Each entry must be given again exactly; images do not belong in the copy.

::::::::

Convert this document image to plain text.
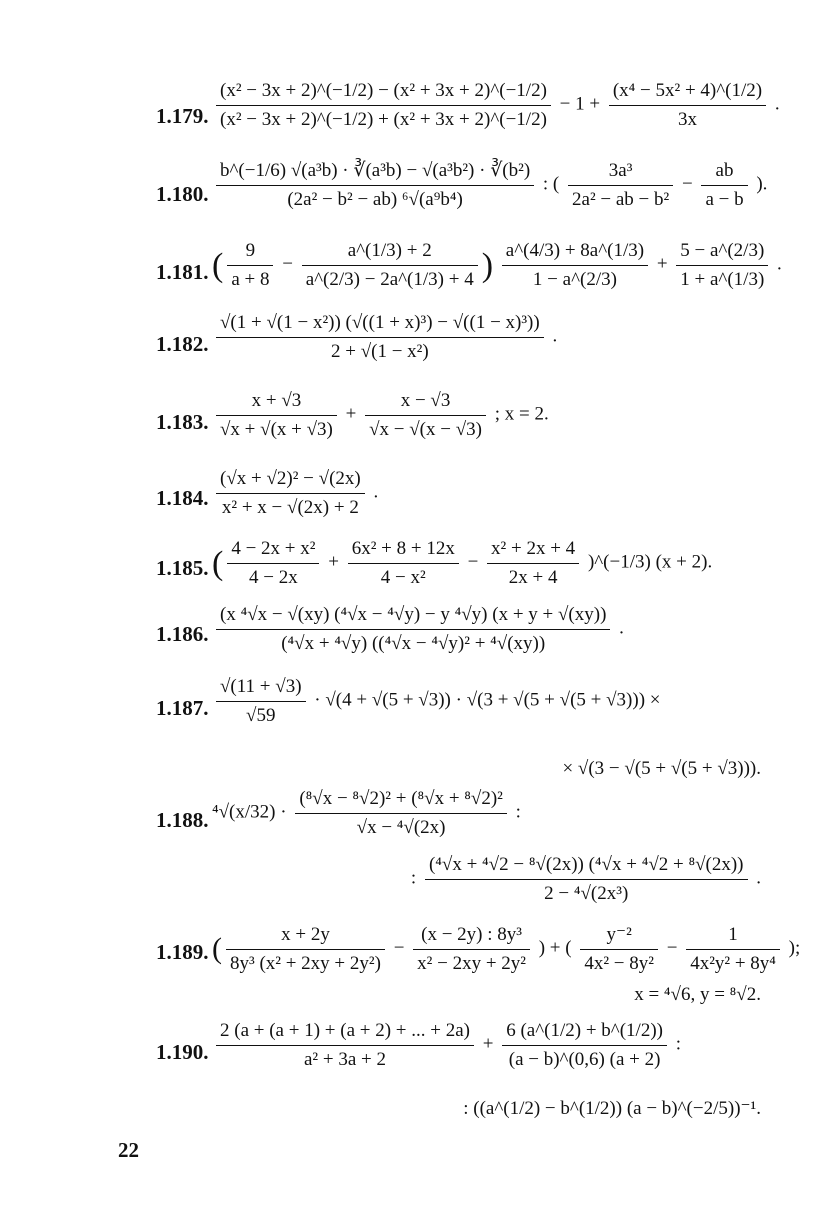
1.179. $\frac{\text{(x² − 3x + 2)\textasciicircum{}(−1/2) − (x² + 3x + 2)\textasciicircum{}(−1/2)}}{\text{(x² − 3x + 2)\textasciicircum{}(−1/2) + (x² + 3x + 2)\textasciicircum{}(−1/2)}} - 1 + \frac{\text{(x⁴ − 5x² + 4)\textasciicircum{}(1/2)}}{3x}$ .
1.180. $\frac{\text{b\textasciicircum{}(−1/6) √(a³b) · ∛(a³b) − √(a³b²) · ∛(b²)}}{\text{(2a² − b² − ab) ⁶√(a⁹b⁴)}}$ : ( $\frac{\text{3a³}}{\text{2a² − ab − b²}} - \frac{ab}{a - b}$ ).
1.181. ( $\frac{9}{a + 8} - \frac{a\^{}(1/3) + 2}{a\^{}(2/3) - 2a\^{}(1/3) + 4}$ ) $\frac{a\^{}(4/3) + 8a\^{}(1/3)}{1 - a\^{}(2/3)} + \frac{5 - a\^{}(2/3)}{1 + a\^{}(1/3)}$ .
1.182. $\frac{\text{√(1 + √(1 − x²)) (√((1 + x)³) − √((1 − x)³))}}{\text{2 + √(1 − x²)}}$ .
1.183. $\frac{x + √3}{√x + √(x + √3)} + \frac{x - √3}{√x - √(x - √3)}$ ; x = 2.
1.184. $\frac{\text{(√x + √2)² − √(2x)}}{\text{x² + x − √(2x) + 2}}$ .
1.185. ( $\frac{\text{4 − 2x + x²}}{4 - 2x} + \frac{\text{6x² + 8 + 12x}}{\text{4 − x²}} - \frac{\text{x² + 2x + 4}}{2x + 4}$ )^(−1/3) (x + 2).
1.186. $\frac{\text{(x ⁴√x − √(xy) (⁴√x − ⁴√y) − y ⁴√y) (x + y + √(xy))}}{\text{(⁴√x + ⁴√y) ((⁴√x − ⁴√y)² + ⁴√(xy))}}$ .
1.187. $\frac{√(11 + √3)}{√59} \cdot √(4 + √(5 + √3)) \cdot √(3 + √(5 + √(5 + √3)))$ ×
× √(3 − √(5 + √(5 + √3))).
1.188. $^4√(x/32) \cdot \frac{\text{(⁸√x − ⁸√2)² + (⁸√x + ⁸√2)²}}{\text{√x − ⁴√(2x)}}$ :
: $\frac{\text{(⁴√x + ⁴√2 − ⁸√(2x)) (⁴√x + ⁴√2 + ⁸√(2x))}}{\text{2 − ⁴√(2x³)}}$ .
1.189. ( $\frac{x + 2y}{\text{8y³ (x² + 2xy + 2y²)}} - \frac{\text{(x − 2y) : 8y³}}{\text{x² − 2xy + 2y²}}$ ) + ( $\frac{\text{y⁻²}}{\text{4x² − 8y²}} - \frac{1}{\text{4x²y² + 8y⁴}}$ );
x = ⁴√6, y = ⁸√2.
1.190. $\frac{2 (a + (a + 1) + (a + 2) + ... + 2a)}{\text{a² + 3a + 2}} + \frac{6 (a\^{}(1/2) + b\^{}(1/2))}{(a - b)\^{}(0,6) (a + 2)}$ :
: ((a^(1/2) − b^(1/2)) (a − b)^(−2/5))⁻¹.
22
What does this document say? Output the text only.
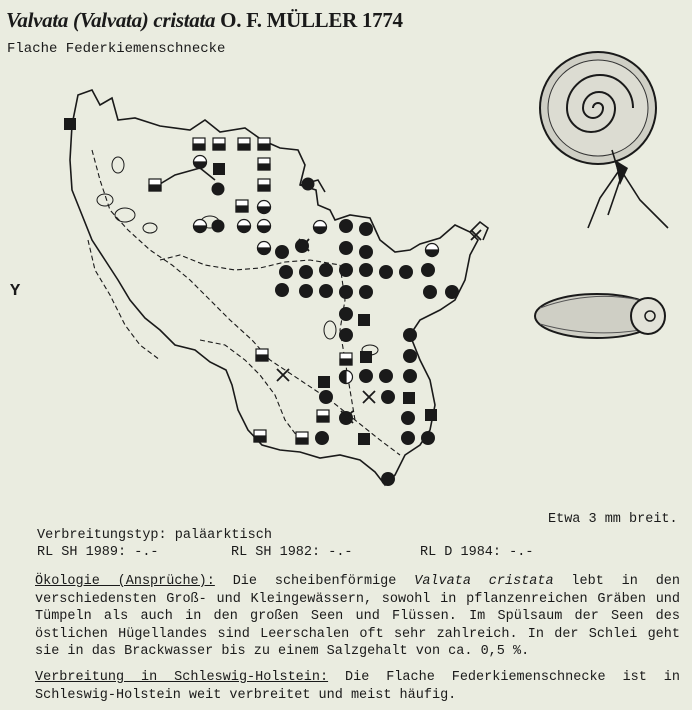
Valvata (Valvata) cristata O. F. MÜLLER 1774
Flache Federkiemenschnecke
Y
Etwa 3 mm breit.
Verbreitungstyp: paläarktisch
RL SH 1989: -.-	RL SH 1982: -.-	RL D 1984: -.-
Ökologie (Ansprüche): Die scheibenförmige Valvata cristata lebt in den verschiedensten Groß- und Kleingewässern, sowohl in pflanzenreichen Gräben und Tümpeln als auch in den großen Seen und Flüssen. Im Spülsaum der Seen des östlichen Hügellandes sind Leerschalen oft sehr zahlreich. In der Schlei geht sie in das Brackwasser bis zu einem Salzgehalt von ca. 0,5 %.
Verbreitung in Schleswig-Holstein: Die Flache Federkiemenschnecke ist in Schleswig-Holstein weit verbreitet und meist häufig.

::::::::

- PROBLEM SOLUTION
Convert this document image to plain text.
1.179. $\frac{\text{(x² − 3x + 2)\textasciicircum{}(−1/2) − (x² + 3x + 2)\textasciicircum{}(−1/2)}}{\text{(x² − 3x + 2)\textasciicircum{}(−1/2) + (x² + 3x + 2)\textasciicircum{}(−1/2)}} - 1 + \frac{\text{(x⁴ − 5x² + 4)\textasciicircum{}(1/2)}}{3x}$ .
1.180. $\frac{\text{b\textasciicircum{}(−1/6) √(a³b) · ∛(a³b) − √(a³b²) · ∛(b²)}}{\text{(2a² − b² − ab) ⁶√(a⁹b⁴)}}$ : ( $\frac{\text{3a³}}{\text{2a² − ab − b²}} - \frac{ab}{a - b}$ ).
1.181. ( $\frac{9}{a + 8} - \frac{a\^{}(1/3) + 2}{a\^{}(2/3) - 2a\^{}(1/3) + 4}$ ) $\frac{a\^{}(4/3) + 8a\^{}(1/3)}{1 - a\^{}(2/3)} + \frac{5 - a\^{}(2/3)}{1 + a\^{}(1/3)}$ .
1.182. $\frac{\text{√(1 + √(1 − x²)) (√((1 + x)³) − √((1 − x)³))}}{\text{2 + √(1 − x²)}}$ .
1.183. $\frac{x + √3}{√x + √(x + √3)} + \frac{x - √3}{√x - √(x - √3)}$ ; x = 2.
1.184. $\frac{\text{(√x + √2)² − √(2x)}}{\text{x² + x − √(2x) + 2}}$ .
1.185. ( $\frac{\text{4 − 2x + x²}}{4 - 2x} + \frac{\text{6x² + 8 + 12x}}{\text{4 − x²}} - \frac{\text{x² + 2x + 4}}{2x + 4}$ )^(−1/3) (x + 2).
1.186. $\frac{\text{(x ⁴√x − √(xy) (⁴√x − ⁴√y) − y ⁴√y) (x + y + √(xy))}}{\text{(⁴√x + ⁴√y) ((⁴√x − ⁴√y)² + ⁴√(xy))}}$ .
1.187. $\frac{√(11 + √3)}{√59} \cdot √(4 + √(5 + √3)) \cdot √(3 + √(5 + √(5 + √3)))$ ×
× √(3 − √(5 + √(5 + √3))).
1.188. $^4√(x/32) \cdot \frac{\text{(⁸√x − ⁸√2)² + (⁸√x + ⁸√2)²}}{\text{√x − ⁴√(2x)}}$ :
: $\frac{\text{(⁴√x + ⁴√2 − ⁸√(2x)) (⁴√x + ⁴√2 + ⁸√(2x))}}{\text{2 − ⁴√(2x³)}}$ .
1.189. ( $\frac{x + 2y}{\text{8y³ (x² + 2xy + 2y²)}} - \frac{\text{(x − 2y) : 8y³}}{\text{x² − 2xy + 2y²}}$ ) + ( $\frac{\text{y⁻²}}{\text{4x² − 8y²}} - \frac{1}{\text{4x²y² + 8y⁴}}$ );
x = ⁴√6, y = ⁸√2.
1.190. $\frac{2 (a + (a + 1) + (a + 2) + ... + 2a)}{\text{a² + 3a + 2}} + \frac{6 (a\^{}(1/2) + b\^{}(1/2))}{(a - b)\^{}(0,6) (a + 2)}$ :
: ((a^(1/2) − b^(1/2)) (a − b)^(−2/5))⁻¹.
22
What does this document say? Output the text only.
Valvata (Valvata) cristata O. F. MÜLLER 1774
Flache Federkiemenschnecke
Y
Etwa 3 mm breit.
Verbreitungstyp: paläarktisch
RL SH 1989: -.-	RL SH 1982: -.-	RL D 1984: -.-
Ökologie (Ansprüche): Die scheibenförmige Valvata cristata lebt in den verschiedensten Groß- und Kleingewässern, sowohl in pflanzenreichen Gräben und Tümpeln als auch in den großen Seen und Flüssen. Im Spülsaum der Seen des östlichen Hügellandes sind Leerschalen oft sehr zahlreich. In der Schlei geht sie in das Brackwasser bis zu einem Salzgehalt von ca. 0,5 %.
Verbreitung in Schleswig-Holstein: Die Flache Federkiemenschnecke ist in Schleswig-Holstein weit verbreitet und meist häufig.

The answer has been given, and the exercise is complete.